Enunciado de la tarea:
Devuelve, por favor, el texto completo sobre las declaraciones del ex presidente, sin cambiar nada.
::: Texto para analizar
El ex presidente, en su rol de inhábil declarante, no para de superarse a sí mismo.
Después de la declaración que dio a Leo Sarro, recomendando a los venezolanos no pararse delante de las tanquetas; después de su reflexión de que solo con la tortura se podría develar la verdad sobre los desaparecidos; después de su advertencia a los blancos de que “cuiden a sus mujeres” y de su militancia contra la violencia doméstica repartiendo volantes que decían “si te abandona, no la fajes”; después de todo eso, en un reciente acto en Punta de Rieles dio un peculiar consejo preelectoral: “si les vienen a comprar el voto con cinco chapas, pidan diez. Hagan lo mismo que ellos. Si son atorrantes que les vienen a comprar el voto apoyándose en la necesidad, cúrrenlos bien currados, pero después voten a cualquiera menos a esos. Tenemos que enseñarles desde abajo que esos no son métodos. La única manera es que no les sirva para un carajo. Y si los vienen a contratar para repartir listas, vayan y tírenlas a la marchanta, saquen todo lo que puedan”.
::::::
::: Material proporcionado
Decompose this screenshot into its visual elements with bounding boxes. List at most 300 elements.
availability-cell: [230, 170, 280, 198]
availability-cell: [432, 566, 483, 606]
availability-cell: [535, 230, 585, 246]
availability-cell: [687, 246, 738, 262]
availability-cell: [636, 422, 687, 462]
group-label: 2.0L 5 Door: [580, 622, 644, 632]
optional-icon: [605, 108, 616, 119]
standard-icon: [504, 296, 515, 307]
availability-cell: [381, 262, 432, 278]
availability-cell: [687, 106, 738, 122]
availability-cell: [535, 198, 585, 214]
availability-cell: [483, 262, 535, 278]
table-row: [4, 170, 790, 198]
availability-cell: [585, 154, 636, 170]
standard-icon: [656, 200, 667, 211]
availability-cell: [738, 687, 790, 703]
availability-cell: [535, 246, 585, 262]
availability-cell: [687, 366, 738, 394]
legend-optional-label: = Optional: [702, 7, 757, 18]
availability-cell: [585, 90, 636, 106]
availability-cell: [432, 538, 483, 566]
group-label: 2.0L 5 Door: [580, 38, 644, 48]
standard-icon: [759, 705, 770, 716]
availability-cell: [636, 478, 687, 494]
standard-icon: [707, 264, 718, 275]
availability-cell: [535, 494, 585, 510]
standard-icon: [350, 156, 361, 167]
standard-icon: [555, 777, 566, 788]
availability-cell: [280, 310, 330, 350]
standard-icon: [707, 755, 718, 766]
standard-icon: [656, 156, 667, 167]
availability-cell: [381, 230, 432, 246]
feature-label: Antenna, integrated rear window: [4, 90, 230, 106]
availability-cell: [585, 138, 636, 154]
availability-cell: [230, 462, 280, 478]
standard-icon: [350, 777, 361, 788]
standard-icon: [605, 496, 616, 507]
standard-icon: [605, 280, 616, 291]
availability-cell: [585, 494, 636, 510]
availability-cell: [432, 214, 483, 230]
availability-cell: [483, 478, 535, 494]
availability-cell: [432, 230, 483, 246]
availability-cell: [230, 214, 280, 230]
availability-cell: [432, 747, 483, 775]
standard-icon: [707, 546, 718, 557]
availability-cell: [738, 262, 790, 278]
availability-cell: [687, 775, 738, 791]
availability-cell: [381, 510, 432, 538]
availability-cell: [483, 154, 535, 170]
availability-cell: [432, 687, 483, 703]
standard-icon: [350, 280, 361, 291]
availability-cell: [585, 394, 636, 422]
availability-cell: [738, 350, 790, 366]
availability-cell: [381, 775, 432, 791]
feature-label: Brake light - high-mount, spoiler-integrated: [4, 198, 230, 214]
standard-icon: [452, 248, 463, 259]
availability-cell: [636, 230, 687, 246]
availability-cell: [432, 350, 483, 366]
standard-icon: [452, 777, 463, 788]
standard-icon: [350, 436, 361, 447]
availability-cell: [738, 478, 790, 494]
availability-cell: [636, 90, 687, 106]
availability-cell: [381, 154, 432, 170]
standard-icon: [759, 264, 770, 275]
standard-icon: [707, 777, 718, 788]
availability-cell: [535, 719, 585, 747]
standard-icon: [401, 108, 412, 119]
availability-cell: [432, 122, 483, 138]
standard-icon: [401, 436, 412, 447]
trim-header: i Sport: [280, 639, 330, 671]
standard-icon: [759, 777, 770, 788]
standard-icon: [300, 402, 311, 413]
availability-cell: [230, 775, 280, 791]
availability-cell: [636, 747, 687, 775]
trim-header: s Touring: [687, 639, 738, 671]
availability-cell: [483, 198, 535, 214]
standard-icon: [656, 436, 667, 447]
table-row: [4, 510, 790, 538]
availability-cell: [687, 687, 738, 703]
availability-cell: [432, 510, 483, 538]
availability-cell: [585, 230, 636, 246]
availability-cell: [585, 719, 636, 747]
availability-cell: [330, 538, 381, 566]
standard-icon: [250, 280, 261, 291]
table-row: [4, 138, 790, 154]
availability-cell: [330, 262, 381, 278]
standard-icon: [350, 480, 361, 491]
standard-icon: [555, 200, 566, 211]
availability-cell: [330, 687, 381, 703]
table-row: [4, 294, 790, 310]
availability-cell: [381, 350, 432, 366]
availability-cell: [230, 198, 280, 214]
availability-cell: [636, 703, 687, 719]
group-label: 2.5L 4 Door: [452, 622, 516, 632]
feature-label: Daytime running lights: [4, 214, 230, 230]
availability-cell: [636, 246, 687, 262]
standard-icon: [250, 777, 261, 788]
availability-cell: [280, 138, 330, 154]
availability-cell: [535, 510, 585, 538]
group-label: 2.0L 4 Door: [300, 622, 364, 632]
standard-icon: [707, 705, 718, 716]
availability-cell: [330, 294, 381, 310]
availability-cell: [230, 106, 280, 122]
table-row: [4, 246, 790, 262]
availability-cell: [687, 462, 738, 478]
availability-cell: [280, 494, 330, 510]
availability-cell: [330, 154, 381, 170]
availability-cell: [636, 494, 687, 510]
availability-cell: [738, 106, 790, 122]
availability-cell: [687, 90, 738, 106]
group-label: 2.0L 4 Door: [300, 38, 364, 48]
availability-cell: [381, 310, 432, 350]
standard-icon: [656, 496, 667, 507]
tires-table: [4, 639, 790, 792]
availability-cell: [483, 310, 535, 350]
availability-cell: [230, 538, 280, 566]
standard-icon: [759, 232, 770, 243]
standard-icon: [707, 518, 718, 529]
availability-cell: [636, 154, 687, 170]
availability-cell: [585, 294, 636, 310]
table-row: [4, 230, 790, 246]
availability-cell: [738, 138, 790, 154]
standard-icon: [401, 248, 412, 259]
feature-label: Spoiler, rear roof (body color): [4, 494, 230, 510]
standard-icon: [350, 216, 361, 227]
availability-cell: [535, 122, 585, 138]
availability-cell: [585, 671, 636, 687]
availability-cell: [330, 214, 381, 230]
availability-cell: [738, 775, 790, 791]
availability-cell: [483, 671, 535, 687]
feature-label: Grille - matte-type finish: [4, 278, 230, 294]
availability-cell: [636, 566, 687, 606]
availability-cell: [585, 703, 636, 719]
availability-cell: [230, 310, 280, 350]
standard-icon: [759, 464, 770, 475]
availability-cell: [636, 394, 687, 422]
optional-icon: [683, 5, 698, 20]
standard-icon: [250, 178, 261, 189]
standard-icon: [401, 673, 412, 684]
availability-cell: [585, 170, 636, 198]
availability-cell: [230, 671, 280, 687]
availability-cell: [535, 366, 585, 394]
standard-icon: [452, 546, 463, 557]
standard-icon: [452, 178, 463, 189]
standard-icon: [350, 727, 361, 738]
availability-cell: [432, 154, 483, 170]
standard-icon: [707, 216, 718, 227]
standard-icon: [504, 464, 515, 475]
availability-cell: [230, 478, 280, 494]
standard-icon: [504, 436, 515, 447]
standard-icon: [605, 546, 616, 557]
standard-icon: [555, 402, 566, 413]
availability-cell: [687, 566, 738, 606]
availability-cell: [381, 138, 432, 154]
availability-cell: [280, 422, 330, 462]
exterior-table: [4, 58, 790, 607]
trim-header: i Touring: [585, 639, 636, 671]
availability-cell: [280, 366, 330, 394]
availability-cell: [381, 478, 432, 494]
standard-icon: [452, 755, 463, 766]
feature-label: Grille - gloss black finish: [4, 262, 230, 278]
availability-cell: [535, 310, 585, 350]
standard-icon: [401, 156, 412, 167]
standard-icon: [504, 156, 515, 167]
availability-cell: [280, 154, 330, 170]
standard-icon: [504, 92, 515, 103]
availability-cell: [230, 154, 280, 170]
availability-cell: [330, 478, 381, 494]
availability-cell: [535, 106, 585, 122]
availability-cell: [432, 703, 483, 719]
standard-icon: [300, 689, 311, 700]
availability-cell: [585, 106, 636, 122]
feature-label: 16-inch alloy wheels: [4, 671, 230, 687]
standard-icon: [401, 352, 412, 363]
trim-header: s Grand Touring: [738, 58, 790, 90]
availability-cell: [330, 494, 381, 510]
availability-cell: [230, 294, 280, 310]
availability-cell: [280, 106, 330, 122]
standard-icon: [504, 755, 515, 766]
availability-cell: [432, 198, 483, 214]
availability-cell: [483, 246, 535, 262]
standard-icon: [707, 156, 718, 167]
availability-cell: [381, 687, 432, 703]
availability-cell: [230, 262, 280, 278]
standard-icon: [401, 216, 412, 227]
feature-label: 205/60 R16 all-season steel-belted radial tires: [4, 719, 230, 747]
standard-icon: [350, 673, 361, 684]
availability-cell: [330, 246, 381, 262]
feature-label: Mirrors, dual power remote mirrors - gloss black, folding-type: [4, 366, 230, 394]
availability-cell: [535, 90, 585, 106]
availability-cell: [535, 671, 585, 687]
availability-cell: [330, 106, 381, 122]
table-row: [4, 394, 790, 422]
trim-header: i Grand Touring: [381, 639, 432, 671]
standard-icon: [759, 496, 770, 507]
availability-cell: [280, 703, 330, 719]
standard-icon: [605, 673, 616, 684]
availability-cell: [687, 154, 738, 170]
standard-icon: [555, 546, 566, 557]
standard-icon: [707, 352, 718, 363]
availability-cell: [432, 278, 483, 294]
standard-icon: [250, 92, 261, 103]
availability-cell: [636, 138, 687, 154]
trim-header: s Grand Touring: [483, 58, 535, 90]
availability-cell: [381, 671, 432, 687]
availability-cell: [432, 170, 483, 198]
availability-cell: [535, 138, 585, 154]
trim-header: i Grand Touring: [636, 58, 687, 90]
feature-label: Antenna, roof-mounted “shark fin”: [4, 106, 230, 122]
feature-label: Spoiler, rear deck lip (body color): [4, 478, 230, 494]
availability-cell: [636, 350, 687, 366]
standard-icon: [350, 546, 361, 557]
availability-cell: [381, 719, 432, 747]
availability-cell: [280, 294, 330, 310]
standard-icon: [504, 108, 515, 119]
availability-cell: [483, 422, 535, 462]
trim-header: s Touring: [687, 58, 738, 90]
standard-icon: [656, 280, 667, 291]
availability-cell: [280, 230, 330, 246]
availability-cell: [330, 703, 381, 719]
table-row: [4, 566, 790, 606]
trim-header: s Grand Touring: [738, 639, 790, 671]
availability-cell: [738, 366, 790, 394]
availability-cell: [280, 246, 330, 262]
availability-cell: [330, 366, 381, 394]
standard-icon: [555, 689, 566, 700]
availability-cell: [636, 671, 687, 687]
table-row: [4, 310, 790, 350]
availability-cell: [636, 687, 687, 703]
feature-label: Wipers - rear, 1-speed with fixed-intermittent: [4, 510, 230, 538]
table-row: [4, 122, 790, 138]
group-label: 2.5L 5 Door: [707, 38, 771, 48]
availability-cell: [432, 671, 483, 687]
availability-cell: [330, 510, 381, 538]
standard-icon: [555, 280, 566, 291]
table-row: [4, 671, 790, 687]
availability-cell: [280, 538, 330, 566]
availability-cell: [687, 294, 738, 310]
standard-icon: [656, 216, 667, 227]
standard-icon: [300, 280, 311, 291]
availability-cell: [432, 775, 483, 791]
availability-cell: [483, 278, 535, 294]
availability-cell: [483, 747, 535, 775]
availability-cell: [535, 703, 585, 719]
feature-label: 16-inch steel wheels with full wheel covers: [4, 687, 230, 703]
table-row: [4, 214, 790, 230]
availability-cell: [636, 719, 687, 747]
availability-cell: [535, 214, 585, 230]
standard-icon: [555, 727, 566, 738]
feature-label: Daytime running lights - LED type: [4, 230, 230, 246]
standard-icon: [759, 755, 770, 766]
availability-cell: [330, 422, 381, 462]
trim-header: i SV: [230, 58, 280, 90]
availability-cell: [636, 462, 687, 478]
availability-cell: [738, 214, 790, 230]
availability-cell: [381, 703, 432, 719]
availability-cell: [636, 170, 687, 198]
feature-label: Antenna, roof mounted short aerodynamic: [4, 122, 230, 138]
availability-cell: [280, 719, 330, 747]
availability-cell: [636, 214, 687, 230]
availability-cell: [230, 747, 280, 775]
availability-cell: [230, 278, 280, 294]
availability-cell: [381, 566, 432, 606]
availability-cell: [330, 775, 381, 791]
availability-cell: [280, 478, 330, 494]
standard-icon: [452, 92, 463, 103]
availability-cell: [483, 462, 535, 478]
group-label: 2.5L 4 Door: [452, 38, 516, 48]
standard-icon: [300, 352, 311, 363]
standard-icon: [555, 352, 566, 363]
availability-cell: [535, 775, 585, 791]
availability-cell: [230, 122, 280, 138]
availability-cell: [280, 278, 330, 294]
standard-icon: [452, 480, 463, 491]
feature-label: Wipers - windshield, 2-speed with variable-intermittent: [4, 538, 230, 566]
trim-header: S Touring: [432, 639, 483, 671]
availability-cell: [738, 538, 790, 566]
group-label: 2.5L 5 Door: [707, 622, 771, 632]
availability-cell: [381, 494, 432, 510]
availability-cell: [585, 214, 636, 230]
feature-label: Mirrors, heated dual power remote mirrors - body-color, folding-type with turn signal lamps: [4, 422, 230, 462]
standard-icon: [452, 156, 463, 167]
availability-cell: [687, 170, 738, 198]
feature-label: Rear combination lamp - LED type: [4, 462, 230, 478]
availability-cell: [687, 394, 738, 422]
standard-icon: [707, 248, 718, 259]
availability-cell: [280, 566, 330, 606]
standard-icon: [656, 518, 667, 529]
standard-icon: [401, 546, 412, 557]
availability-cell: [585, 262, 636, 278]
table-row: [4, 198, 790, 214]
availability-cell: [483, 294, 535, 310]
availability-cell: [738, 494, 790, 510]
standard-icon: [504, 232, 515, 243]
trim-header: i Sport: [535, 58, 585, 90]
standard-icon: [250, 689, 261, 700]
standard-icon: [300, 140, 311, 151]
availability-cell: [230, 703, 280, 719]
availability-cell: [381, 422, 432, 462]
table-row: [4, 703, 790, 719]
::::::
Respuesta al problema:
El ex presidente, en su rol de inhábil declarante, no para de superarse a sí mismo.
Después de la declaración que dio a Leo Sarro, recomendando a los venezolanos no pararse delante de las tanquetas; después de su reflexión de que solo con la tortura se podría develar la verdad sobre los desaparecidos; después de su advertencia a los blancos de que “cuiden a sus mujeres” y de su militancia contra la violencia doméstica repartiendo volantes que decían “si te abandona, no la fajes”; después de todo eso, en un reciente acto en Punta de Rieles dio un peculiar consejo preelectoral: “si les vienen a comprar el voto con cinco chapas, pidan diez. Hagan lo mismo que ellos. Si son atorrantes que les vienen a comprar el voto apoyándose en la necesidad, cúrrenlos bien currados, pero después voten a cualquiera menos a esos. Tenemos que enseñarles desde abajo que esos no son métodos. La única manera es que no les sirva para un carajo. Y si los vienen a contratar para repartir listas, vayan y tírenlas a la marchanta, saquen todo lo que puedan”.